Figure data in JSON:

· · ·

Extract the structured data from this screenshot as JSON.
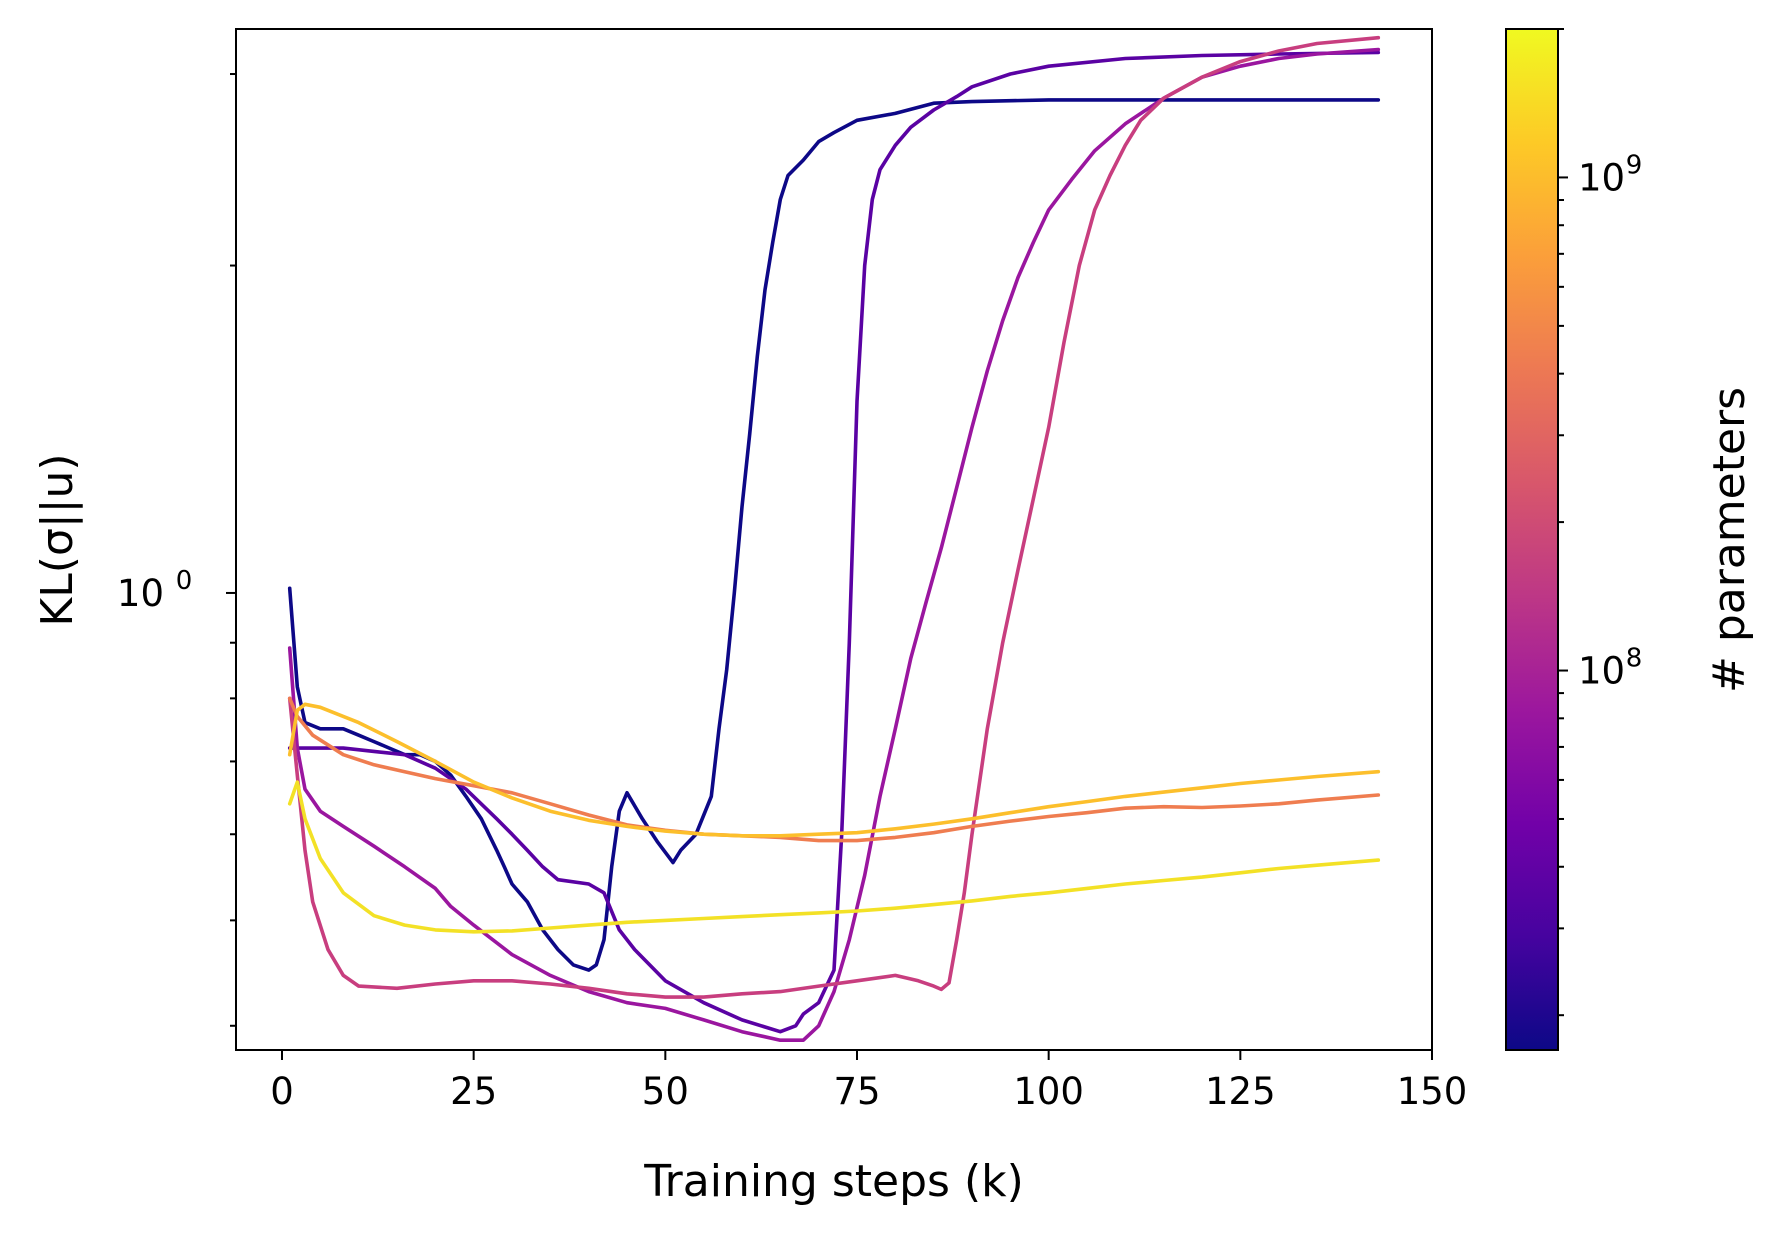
{
  "chart_data": {
    "type": "line",
    "xlabel": "Training steps (k)",
    "ylabel": "KL(σ||u)",
    "xlim": [
      -6,
      150
    ],
    "ylim": [
      0.38,
      3.3
    ],
    "yscale": "log",
    "grid": false,
    "xticks": [
      0,
      25,
      50,
      75,
      100,
      125,
      150
    ],
    "yticks": [
      {
        "value": 1.0,
        "base": "10",
        "exp": "0"
      }
    ],
    "colorbar": {
      "label": "# parameters",
      "scale": "log",
      "colormap": "plasma",
      "range": [
        17000000,
        2000000000
      ],
      "ticks": [
        {
          "value": 100000000,
          "base": "10",
          "exp": "8"
        },
        {
          "value": 1000000000,
          "base": "10",
          "exp": "9"
        }
      ],
      "stops": [
        "#0d0887",
        "#46039f",
        "#7201a8",
        "#9c179e",
        "#bd3786",
        "#d8576b",
        "#ed7953",
        "#fb9f3a",
        "#fdca26",
        "#f0f921"
      ]
    },
    "series": [
      {
        "color": "#0d0887",
        "points": [
          [
            1,
            1.01
          ],
          [
            2,
            0.82
          ],
          [
            3,
            0.76
          ],
          [
            5,
            0.75
          ],
          [
            8,
            0.75
          ],
          [
            10,
            0.74
          ],
          [
            12,
            0.73
          ],
          [
            14,
            0.72
          ],
          [
            16,
            0.71
          ],
          [
            18,
            0.71
          ],
          [
            20,
            0.7
          ],
          [
            22,
            0.68
          ],
          [
            24,
            0.65
          ],
          [
            26,
            0.62
          ],
          [
            28,
            0.58
          ],
          [
            29,
            0.56
          ],
          [
            30,
            0.54
          ],
          [
            32,
            0.52
          ],
          [
            34,
            0.49
          ],
          [
            36,
            0.47
          ],
          [
            38,
            0.455
          ],
          [
            40,
            0.45
          ],
          [
            41,
            0.455
          ],
          [
            42,
            0.48
          ],
          [
            43,
            0.56
          ],
          [
            44,
            0.63
          ],
          [
            45,
            0.655
          ],
          [
            47,
            0.62
          ],
          [
            49,
            0.59
          ],
          [
            51,
            0.565
          ],
          [
            52,
            0.58
          ],
          [
            54,
            0.6
          ],
          [
            56,
            0.65
          ],
          [
            57,
            0.75
          ],
          [
            58,
            0.85
          ],
          [
            59,
            1.0
          ],
          [
            60,
            1.2
          ],
          [
            61,
            1.4
          ],
          [
            62,
            1.65
          ],
          [
            63,
            1.9
          ],
          [
            64,
            2.1
          ],
          [
            65,
            2.3
          ],
          [
            66,
            2.42
          ],
          [
            68,
            2.5
          ],
          [
            70,
            2.6
          ],
          [
            72,
            2.65
          ],
          [
            75,
            2.72
          ],
          [
            80,
            2.76
          ],
          [
            85,
            2.82
          ],
          [
            90,
            2.83
          ],
          [
            100,
            2.84
          ],
          [
            110,
            2.84
          ],
          [
            120,
            2.84
          ],
          [
            143,
            2.84
          ]
        ]
      },
      {
        "color": "#5a02a3",
        "points": [
          [
            1,
            0.72
          ],
          [
            2,
            0.72
          ],
          [
            4,
            0.72
          ],
          [
            8,
            0.72
          ],
          [
            12,
            0.715
          ],
          [
            16,
            0.71
          ],
          [
            20,
            0.69
          ],
          [
            24,
            0.66
          ],
          [
            28,
            0.62
          ],
          [
            30,
            0.6
          ],
          [
            32,
            0.58
          ],
          [
            34,
            0.56
          ],
          [
            36,
            0.545
          ],
          [
            40,
            0.54
          ],
          [
            42,
            0.53
          ],
          [
            44,
            0.49
          ],
          [
            46,
            0.47
          ],
          [
            50,
            0.44
          ],
          [
            55,
            0.42
          ],
          [
            60,
            0.405
          ],
          [
            65,
            0.395
          ],
          [
            67,
            0.4
          ],
          [
            68,
            0.41
          ],
          [
            70,
            0.42
          ],
          [
            72,
            0.45
          ],
          [
            73,
            0.6
          ],
          [
            74,
            0.9
          ],
          [
            75,
            1.5
          ],
          [
            76,
            2.0
          ],
          [
            77,
            2.3
          ],
          [
            78,
            2.45
          ],
          [
            80,
            2.58
          ],
          [
            82,
            2.68
          ],
          [
            85,
            2.78
          ],
          [
            88,
            2.86
          ],
          [
            90,
            2.92
          ],
          [
            95,
            3.0
          ],
          [
            100,
            3.05
          ],
          [
            110,
            3.1
          ],
          [
            120,
            3.12
          ],
          [
            130,
            3.13
          ],
          [
            143,
            3.14
          ]
        ]
      },
      {
        "color": "#9a169f",
        "points": [
          [
            1,
            0.89
          ],
          [
            2,
            0.72
          ],
          [
            3,
            0.66
          ],
          [
            5,
            0.63
          ],
          [
            8,
            0.61
          ],
          [
            12,
            0.585
          ],
          [
            16,
            0.56
          ],
          [
            20,
            0.535
          ],
          [
            22,
            0.515
          ],
          [
            25,
            0.495
          ],
          [
            30,
            0.465
          ],
          [
            35,
            0.445
          ],
          [
            40,
            0.43
          ],
          [
            45,
            0.42
          ],
          [
            50,
            0.415
          ],
          [
            55,
            0.405
          ],
          [
            60,
            0.395
          ],
          [
            65,
            0.388
          ],
          [
            68,
            0.388
          ],
          [
            70,
            0.4
          ],
          [
            72,
            0.43
          ],
          [
            74,
            0.48
          ],
          [
            76,
            0.55
          ],
          [
            78,
            0.65
          ],
          [
            80,
            0.75
          ],
          [
            82,
            0.87
          ],
          [
            84,
            0.98
          ],
          [
            86,
            1.1
          ],
          [
            88,
            1.25
          ],
          [
            90,
            1.42
          ],
          [
            92,
            1.6
          ],
          [
            94,
            1.78
          ],
          [
            96,
            1.95
          ],
          [
            98,
            2.1
          ],
          [
            100,
            2.25
          ],
          [
            103,
            2.4
          ],
          [
            106,
            2.55
          ],
          [
            110,
            2.7
          ],
          [
            115,
            2.85
          ],
          [
            120,
            2.98
          ],
          [
            125,
            3.05
          ],
          [
            130,
            3.1
          ],
          [
            135,
            3.13
          ],
          [
            143,
            3.16
          ]
        ]
      },
      {
        "color": "#c83e7f",
        "points": [
          [
            1,
            0.8
          ],
          [
            2,
            0.68
          ],
          [
            3,
            0.58
          ],
          [
            4,
            0.52
          ],
          [
            6,
            0.47
          ],
          [
            8,
            0.445
          ],
          [
            10,
            0.435
          ],
          [
            15,
            0.433
          ],
          [
            20,
            0.437
          ],
          [
            25,
            0.44
          ],
          [
            30,
            0.44
          ],
          [
            35,
            0.437
          ],
          [
            40,
            0.433
          ],
          [
            45,
            0.428
          ],
          [
            50,
            0.425
          ],
          [
            55,
            0.425
          ],
          [
            60,
            0.428
          ],
          [
            65,
            0.43
          ],
          [
            70,
            0.435
          ],
          [
            75,
            0.44
          ],
          [
            80,
            0.445
          ],
          [
            83,
            0.44
          ],
          [
            85,
            0.435
          ],
          [
            86,
            0.432
          ],
          [
            87,
            0.438
          ],
          [
            88,
            0.48
          ],
          [
            89,
            0.53
          ],
          [
            90,
            0.6
          ],
          [
            92,
            0.75
          ],
          [
            94,
            0.9
          ],
          [
            96,
            1.05
          ],
          [
            98,
            1.22
          ],
          [
            100,
            1.42
          ],
          [
            102,
            1.7
          ],
          [
            104,
            2.0
          ],
          [
            106,
            2.25
          ],
          [
            108,
            2.42
          ],
          [
            110,
            2.58
          ],
          [
            112,
            2.72
          ],
          [
            115,
            2.85
          ],
          [
            120,
            2.98
          ],
          [
            125,
            3.08
          ],
          [
            130,
            3.15
          ],
          [
            135,
            3.2
          ],
          [
            143,
            3.24
          ]
        ]
      },
      {
        "color": "#ef7d50",
        "points": [
          [
            1,
            0.8
          ],
          [
            2,
            0.77
          ],
          [
            4,
            0.74
          ],
          [
            8,
            0.71
          ],
          [
            12,
            0.695
          ],
          [
            16,
            0.685
          ],
          [
            20,
            0.675
          ],
          [
            25,
            0.665
          ],
          [
            30,
            0.655
          ],
          [
            35,
            0.64
          ],
          [
            40,
            0.625
          ],
          [
            45,
            0.612
          ],
          [
            50,
            0.605
          ],
          [
            55,
            0.6
          ],
          [
            60,
            0.598
          ],
          [
            65,
            0.596
          ],
          [
            70,
            0.592
          ],
          [
            75,
            0.592
          ],
          [
            80,
            0.596
          ],
          [
            85,
            0.602
          ],
          [
            90,
            0.61
          ],
          [
            95,
            0.617
          ],
          [
            100,
            0.623
          ],
          [
            105,
            0.628
          ],
          [
            110,
            0.634
          ],
          [
            115,
            0.636
          ],
          [
            120,
            0.635
          ],
          [
            125,
            0.637
          ],
          [
            130,
            0.64
          ],
          [
            135,
            0.645
          ],
          [
            143,
            0.652
          ]
        ]
      },
      {
        "color": "#fcbf2c",
        "points": [
          [
            1,
            0.71
          ],
          [
            2,
            0.78
          ],
          [
            3,
            0.79
          ],
          [
            5,
            0.785
          ],
          [
            10,
            0.76
          ],
          [
            15,
            0.73
          ],
          [
            20,
            0.7
          ],
          [
            25,
            0.67
          ],
          [
            30,
            0.648
          ],
          [
            35,
            0.63
          ],
          [
            40,
            0.618
          ],
          [
            45,
            0.61
          ],
          [
            50,
            0.604
          ],
          [
            55,
            0.6
          ],
          [
            60,
            0.598
          ],
          [
            65,
            0.598
          ],
          [
            70,
            0.6
          ],
          [
            75,
            0.602
          ],
          [
            80,
            0.607
          ],
          [
            85,
            0.613
          ],
          [
            90,
            0.62
          ],
          [
            95,
            0.628
          ],
          [
            100,
            0.636
          ],
          [
            105,
            0.643
          ],
          [
            110,
            0.65
          ],
          [
            115,
            0.656
          ],
          [
            120,
            0.662
          ],
          [
            125,
            0.668
          ],
          [
            130,
            0.673
          ],
          [
            135,
            0.678
          ],
          [
            143,
            0.685
          ]
        ]
      },
      {
        "color": "#f3e126",
        "points": [
          [
            1,
            0.64
          ],
          [
            2,
            0.67
          ],
          [
            3,
            0.62
          ],
          [
            5,
            0.57
          ],
          [
            8,
            0.53
          ],
          [
            12,
            0.505
          ],
          [
            16,
            0.495
          ],
          [
            20,
            0.49
          ],
          [
            25,
            0.488
          ],
          [
            30,
            0.489
          ],
          [
            35,
            0.492
          ],
          [
            40,
            0.495
          ],
          [
            45,
            0.498
          ],
          [
            50,
            0.5
          ],
          [
            55,
            0.502
          ],
          [
            60,
            0.504
          ],
          [
            65,
            0.506
          ],
          [
            70,
            0.508
          ],
          [
            75,
            0.51
          ],
          [
            80,
            0.513
          ],
          [
            85,
            0.517
          ],
          [
            90,
            0.521
          ],
          [
            95,
            0.526
          ],
          [
            100,
            0.53
          ],
          [
            105,
            0.535
          ],
          [
            110,
            0.54
          ],
          [
            115,
            0.544
          ],
          [
            120,
            0.548
          ],
          [
            125,
            0.553
          ],
          [
            130,
            0.558
          ],
          [
            135,
            0.562
          ],
          [
            143,
            0.568
          ]
        ]
      }
    ]
  }
}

· · ·

* WHAT YOU NEED TO DO *
Return all lines containing "value".

* RESPONSE TO THIS TASK *
        "value": 1.0,
          "value": 100000000,
          "value": 1000000000,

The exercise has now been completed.